WHAT YOU WILL DO — From the records below, copy every line that contains the word "name".

===

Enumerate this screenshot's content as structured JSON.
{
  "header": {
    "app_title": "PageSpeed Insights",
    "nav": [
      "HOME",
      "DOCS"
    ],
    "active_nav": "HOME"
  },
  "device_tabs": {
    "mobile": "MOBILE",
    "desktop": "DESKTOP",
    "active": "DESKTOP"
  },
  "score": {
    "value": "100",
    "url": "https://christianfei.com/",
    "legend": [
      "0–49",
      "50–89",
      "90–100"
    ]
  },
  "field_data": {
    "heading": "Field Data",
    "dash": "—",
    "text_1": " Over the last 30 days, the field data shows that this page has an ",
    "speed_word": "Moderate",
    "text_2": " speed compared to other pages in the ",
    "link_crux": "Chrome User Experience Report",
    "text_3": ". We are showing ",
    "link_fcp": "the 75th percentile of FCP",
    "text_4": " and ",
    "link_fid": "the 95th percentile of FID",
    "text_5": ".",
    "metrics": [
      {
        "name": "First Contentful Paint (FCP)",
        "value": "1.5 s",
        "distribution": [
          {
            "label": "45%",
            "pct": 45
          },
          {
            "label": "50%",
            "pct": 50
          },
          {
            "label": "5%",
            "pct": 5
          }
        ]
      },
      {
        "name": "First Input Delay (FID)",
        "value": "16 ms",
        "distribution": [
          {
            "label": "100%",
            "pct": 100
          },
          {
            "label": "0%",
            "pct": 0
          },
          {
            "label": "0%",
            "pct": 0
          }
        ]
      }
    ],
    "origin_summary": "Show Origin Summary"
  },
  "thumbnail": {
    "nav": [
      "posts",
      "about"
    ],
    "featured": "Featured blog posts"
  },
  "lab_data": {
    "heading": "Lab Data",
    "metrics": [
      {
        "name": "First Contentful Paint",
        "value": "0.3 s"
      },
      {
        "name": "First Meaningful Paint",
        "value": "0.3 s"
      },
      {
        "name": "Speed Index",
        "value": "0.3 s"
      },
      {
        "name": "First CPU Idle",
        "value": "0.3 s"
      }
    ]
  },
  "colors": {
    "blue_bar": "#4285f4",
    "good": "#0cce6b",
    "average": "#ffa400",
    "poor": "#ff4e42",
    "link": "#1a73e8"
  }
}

===

RESULT BELOW —
        "name": "First Contentful Paint (FCP)",
        "name": "First Input Delay (FID)",
        "name": "First Contentful Paint",
        "name": "First Meaningful Paint",
        "name": "Speed Index",
        "name": "First CPU Idle",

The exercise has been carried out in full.